## GIVEN INSTRUCTION
Copy out each line of the listing that has the word "ylabel" in it.

— Begin —

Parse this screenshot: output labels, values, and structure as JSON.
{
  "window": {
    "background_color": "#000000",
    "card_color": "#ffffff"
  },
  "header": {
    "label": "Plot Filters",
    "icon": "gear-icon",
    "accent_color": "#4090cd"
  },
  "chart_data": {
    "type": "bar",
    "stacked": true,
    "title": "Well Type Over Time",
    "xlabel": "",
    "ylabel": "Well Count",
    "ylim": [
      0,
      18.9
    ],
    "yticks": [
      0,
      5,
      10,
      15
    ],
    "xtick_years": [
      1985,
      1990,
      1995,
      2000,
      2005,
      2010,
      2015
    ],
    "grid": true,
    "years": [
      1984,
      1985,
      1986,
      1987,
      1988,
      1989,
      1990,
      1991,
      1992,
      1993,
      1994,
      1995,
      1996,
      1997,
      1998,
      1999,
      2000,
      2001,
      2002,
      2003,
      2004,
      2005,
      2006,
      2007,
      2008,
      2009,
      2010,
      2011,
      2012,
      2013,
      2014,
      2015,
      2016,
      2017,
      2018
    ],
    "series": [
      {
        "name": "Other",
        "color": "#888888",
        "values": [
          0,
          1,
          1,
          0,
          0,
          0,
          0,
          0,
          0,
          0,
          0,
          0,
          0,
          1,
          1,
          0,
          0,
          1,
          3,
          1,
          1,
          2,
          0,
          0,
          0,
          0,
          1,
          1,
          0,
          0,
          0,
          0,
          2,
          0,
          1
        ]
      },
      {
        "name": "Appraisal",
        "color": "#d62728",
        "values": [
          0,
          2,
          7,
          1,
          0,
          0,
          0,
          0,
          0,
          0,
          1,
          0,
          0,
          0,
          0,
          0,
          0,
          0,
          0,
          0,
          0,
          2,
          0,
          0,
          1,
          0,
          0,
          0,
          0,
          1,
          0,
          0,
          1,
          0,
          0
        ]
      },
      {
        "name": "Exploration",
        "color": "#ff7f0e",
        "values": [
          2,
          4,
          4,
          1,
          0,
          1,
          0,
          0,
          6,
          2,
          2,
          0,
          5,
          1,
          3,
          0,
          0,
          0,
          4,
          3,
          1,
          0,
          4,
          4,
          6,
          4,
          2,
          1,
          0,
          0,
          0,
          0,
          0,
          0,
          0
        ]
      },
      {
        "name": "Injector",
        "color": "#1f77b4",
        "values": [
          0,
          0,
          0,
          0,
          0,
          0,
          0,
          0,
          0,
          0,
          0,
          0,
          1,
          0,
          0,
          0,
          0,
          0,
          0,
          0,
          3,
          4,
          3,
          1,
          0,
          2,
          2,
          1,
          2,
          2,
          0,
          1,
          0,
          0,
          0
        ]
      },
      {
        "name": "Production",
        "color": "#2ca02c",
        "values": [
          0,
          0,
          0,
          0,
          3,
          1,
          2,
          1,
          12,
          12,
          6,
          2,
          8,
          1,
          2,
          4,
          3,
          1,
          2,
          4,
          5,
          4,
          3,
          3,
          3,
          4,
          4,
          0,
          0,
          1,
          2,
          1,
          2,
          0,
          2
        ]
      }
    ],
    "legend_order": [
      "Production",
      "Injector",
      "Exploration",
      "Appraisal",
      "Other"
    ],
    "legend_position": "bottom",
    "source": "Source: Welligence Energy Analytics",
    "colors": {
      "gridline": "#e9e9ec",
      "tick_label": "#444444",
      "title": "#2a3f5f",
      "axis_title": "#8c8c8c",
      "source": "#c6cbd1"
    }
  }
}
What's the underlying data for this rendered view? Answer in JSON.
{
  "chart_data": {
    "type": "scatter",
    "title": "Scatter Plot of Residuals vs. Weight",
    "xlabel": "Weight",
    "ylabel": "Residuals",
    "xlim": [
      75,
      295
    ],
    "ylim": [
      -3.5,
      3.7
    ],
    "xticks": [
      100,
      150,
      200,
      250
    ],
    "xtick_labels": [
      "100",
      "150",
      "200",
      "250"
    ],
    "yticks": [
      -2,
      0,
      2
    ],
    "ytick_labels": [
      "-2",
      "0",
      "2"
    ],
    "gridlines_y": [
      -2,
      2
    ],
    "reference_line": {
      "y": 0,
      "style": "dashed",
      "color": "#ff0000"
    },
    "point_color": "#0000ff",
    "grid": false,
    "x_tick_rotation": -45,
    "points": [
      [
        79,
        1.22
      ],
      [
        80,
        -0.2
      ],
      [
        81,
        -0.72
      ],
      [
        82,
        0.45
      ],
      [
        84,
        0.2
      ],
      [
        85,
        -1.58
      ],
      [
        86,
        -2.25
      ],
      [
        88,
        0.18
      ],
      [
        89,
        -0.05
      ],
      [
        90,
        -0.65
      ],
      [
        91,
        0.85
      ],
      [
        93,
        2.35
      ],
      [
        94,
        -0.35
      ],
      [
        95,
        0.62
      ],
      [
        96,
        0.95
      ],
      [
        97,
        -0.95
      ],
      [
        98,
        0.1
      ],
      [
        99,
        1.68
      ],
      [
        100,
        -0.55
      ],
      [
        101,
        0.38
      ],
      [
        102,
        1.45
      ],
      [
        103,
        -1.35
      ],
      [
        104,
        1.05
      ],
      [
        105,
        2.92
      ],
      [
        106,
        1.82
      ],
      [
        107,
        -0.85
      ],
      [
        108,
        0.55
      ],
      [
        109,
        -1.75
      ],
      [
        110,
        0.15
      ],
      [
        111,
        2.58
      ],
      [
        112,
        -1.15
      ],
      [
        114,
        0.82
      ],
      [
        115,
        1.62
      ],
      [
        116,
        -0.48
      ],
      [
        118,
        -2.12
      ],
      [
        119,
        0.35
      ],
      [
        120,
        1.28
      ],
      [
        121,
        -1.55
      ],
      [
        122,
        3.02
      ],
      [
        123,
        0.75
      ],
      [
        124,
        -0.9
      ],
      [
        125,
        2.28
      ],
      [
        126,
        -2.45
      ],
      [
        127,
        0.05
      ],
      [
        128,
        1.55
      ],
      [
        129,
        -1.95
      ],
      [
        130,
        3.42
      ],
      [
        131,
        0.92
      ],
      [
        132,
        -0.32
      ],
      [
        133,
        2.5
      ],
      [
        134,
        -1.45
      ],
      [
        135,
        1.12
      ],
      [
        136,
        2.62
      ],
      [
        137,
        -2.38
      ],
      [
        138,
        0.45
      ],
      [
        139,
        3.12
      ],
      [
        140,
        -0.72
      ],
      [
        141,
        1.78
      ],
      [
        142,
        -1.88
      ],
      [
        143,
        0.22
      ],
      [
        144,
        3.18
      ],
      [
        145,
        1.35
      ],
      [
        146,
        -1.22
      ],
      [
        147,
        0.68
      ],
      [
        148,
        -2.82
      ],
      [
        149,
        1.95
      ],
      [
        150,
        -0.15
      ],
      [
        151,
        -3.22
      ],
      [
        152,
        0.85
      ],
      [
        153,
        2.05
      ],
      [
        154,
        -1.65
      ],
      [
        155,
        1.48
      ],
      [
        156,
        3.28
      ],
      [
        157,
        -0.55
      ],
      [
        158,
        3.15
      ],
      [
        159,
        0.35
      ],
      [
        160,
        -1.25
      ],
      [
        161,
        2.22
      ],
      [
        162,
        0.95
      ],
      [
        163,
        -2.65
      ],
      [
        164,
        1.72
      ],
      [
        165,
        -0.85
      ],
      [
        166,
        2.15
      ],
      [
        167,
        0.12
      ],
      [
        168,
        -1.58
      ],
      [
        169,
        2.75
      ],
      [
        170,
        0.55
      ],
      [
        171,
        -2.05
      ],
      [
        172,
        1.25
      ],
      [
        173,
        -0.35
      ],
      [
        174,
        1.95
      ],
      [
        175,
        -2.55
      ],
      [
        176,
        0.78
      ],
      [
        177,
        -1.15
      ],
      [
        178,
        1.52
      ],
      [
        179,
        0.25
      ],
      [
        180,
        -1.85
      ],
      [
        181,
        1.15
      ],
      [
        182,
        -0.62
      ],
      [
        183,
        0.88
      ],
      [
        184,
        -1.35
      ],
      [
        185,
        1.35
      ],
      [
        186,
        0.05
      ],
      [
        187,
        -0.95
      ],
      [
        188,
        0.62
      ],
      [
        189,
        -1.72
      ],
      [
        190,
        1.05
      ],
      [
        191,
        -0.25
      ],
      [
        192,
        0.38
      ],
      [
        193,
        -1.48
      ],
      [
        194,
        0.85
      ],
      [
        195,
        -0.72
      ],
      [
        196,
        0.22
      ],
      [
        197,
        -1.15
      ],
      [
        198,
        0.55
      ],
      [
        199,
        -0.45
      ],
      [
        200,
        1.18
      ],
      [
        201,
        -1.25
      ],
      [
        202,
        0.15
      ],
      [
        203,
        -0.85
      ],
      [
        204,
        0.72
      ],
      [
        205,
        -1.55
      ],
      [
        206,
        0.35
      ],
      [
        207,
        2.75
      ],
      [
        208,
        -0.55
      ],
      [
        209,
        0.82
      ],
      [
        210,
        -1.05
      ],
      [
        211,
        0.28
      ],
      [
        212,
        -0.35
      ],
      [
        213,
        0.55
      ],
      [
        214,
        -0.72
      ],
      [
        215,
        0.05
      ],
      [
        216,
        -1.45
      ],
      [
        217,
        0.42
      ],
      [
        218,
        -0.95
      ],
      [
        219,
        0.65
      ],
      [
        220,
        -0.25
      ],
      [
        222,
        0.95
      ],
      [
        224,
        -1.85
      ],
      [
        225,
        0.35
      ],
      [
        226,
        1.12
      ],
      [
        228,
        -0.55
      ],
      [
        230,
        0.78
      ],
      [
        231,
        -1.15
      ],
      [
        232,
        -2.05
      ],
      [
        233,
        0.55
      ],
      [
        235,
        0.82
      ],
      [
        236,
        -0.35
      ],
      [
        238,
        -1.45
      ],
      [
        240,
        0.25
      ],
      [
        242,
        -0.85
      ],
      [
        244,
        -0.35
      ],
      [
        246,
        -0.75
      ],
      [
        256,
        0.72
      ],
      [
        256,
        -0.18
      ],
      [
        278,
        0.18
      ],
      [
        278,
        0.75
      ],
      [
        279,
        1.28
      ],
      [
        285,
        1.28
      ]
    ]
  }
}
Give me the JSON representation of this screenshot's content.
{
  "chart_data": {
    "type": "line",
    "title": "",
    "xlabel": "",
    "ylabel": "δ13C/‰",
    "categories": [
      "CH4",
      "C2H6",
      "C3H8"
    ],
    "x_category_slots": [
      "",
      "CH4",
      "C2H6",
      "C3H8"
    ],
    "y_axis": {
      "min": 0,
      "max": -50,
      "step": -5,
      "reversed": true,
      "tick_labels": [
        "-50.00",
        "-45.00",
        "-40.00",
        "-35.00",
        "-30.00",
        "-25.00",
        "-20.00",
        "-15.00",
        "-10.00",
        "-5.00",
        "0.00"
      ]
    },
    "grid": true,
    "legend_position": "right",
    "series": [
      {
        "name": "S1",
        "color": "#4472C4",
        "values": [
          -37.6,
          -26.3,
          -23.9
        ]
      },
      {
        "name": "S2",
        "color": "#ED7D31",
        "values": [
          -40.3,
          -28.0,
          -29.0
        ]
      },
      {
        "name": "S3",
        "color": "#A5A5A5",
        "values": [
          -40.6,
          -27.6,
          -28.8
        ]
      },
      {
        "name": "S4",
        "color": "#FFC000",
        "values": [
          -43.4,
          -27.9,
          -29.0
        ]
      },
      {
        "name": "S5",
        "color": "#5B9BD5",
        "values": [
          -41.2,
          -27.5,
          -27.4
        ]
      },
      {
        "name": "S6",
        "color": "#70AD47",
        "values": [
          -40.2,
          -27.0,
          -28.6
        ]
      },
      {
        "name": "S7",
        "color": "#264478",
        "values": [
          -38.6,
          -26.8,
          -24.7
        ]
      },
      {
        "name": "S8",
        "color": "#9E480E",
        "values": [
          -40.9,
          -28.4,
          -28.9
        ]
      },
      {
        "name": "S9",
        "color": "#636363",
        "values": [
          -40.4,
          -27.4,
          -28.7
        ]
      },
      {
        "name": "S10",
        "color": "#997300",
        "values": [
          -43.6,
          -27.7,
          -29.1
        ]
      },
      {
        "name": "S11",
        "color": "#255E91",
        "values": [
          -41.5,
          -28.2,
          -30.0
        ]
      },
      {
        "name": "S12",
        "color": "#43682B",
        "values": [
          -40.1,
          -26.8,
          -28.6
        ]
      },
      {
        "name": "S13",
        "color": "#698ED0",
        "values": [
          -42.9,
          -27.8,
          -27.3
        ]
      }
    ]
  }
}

— End —

## ANSWER BELOW
    "ylabel": "Well Count",
    "ylabel": "Residuals",
    "ylabel": "δ13C/‰",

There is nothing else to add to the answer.